**Problem to solve:** Tally the lines with the word "desc" and report the number alone.

**Provided data:**
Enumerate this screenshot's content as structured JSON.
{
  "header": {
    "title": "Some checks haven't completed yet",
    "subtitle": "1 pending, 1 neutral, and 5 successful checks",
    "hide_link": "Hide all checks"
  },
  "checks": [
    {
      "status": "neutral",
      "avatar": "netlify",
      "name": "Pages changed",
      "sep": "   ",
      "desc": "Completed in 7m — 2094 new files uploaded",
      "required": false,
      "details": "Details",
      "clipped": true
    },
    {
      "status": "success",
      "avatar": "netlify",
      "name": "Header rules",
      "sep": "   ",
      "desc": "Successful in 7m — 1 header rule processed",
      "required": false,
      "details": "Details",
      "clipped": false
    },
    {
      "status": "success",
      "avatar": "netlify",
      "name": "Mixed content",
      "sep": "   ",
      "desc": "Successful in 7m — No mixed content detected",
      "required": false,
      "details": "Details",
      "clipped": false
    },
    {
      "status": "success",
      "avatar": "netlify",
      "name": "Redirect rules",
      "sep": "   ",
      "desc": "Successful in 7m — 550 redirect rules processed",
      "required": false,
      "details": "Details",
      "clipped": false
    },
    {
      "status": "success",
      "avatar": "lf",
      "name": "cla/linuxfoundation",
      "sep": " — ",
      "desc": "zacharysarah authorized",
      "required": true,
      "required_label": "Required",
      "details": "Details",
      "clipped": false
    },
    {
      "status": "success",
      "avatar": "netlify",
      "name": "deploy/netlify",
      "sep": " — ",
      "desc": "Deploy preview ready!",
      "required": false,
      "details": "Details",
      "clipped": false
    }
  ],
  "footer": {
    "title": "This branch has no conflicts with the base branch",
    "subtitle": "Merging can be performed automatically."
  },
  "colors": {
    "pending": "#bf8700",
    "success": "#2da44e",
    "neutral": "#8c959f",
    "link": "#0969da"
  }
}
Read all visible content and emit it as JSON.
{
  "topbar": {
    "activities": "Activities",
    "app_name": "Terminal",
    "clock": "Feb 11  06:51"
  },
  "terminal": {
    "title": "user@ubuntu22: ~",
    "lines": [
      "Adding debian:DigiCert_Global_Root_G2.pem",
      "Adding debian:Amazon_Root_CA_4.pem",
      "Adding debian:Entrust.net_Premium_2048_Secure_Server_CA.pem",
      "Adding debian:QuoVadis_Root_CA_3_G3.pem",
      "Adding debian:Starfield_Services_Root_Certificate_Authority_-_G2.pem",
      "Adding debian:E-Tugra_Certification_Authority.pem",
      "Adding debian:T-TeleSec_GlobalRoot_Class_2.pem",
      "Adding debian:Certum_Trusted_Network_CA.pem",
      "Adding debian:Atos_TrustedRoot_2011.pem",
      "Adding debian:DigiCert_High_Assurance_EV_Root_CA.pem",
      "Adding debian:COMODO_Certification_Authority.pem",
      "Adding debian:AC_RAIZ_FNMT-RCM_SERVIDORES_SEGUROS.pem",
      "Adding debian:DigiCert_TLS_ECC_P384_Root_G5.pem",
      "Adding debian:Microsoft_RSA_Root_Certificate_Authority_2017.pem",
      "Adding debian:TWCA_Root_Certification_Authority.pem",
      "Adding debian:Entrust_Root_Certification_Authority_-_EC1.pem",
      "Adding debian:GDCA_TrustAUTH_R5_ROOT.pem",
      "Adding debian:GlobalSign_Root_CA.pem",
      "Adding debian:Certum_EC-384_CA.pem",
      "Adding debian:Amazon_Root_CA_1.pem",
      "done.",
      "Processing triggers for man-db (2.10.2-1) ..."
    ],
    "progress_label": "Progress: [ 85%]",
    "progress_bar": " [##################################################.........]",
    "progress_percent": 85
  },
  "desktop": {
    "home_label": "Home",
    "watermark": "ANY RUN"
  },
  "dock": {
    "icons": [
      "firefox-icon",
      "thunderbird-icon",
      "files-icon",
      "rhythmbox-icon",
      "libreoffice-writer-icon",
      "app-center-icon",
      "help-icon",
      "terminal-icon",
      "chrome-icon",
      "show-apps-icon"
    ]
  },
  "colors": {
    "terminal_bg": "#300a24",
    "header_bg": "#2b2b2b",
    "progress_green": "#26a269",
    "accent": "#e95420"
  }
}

**Solved problem:** 6